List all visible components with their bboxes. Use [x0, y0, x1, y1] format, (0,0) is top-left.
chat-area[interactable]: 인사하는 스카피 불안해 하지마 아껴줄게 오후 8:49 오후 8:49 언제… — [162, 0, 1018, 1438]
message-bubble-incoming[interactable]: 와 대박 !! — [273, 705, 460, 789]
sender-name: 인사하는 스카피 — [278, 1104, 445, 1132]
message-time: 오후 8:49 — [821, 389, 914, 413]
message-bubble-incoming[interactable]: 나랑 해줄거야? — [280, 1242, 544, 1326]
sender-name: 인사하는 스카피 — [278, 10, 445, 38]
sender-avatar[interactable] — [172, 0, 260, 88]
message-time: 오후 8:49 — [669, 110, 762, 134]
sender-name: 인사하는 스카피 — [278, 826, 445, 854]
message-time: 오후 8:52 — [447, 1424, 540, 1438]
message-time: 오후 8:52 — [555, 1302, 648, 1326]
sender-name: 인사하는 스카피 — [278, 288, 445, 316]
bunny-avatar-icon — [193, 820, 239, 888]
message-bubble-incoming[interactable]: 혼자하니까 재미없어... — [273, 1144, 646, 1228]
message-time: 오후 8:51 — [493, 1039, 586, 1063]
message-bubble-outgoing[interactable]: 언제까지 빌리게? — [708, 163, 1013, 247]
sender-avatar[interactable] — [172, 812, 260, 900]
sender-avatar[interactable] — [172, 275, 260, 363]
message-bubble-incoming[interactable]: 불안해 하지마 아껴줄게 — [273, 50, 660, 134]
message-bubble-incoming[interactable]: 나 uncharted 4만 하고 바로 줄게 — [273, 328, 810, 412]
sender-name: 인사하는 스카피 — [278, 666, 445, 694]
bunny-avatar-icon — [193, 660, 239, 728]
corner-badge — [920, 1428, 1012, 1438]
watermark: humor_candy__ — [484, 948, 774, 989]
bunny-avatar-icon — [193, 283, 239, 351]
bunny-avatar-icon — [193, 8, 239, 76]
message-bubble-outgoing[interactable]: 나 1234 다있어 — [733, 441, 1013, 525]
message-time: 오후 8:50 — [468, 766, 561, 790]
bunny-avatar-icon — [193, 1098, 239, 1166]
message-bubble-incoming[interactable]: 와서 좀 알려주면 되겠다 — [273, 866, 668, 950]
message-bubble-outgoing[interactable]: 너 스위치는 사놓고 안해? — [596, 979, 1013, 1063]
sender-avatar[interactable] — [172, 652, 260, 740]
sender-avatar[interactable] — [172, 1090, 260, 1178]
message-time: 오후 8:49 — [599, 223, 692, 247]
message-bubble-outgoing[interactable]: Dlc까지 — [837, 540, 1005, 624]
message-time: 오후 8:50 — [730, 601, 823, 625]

--- --- ---

[TASK STATEMENT] Rewrite the listing above, changing each "bunny-avatar-icon" to "rabbit-profile-icon" and keeping everything else the same.

[OUTPUT]
List all visible components with their bboxes. Use [x0, y0, x1, y1] format, (0,0) is top-left.
chat-area[interactable]: 인사하는 스카피 불안해 하지마 아껴줄게 오후 8:49 오후 8:49 언제… — [162, 0, 1018, 1438]
message-bubble-incoming[interactable]: 와 대박 !! — [273, 705, 460, 789]
sender-name: 인사하는 스카피 — [278, 1104, 445, 1132]
message-time: 오후 8:49 — [821, 389, 914, 413]
message-bubble-incoming[interactable]: 나랑 해줄거야? — [280, 1242, 544, 1326]
sender-name: 인사하는 스카피 — [278, 10, 445, 38]
sender-avatar[interactable] — [172, 0, 260, 88]
message-time: 오후 8:49 — [669, 110, 762, 134]
sender-name: 인사하는 스카피 — [278, 826, 445, 854]
message-time: 오후 8:52 — [447, 1424, 540, 1438]
message-time: 오후 8:52 — [555, 1302, 648, 1326]
sender-name: 인사하는 스카피 — [278, 288, 445, 316]
rabbit-profile-icon — [193, 820, 239, 888]
message-bubble-incoming[interactable]: 혼자하니까 재미없어... — [273, 1144, 646, 1228]
message-time: 오후 8:51 — [493, 1039, 586, 1063]
message-bubble-outgoing[interactable]: 언제까지 빌리게? — [708, 163, 1013, 247]
sender-avatar[interactable] — [172, 812, 260, 900]
sender-avatar[interactable] — [172, 275, 260, 363]
message-bubble-incoming[interactable]: 불안해 하지마 아껴줄게 — [273, 50, 660, 134]
message-bubble-incoming[interactable]: 나 uncharted 4만 하고 바로 줄게 — [273, 328, 810, 412]
sender-name: 인사하는 스카피 — [278, 666, 445, 694]
rabbit-profile-icon — [193, 660, 239, 728]
corner-badge — [920, 1428, 1012, 1438]
watermark: humor_candy__ — [484, 948, 774, 989]
rabbit-profile-icon — [193, 283, 239, 351]
rabbit-profile-icon — [193, 8, 239, 76]
message-bubble-outgoing[interactable]: 나 1234 다있어 — [733, 441, 1013, 525]
message-time: 오후 8:50 — [468, 766, 561, 790]
rabbit-profile-icon — [193, 1098, 239, 1166]
message-bubble-incoming[interactable]: 와서 좀 알려주면 되겠다 — [273, 866, 668, 950]
message-bubble-outgoing[interactable]: 너 스위치는 사놓고 안해? — [596, 979, 1013, 1063]
sender-avatar[interactable] — [172, 652, 260, 740]
sender-avatar[interactable] — [172, 1090, 260, 1178]
message-time: 오후 8:49 — [599, 223, 692, 247]
message-bubble-outgoing[interactable]: Dlc까지 — [837, 540, 1005, 624]
message-time: 오후 8:50 — [730, 601, 823, 625]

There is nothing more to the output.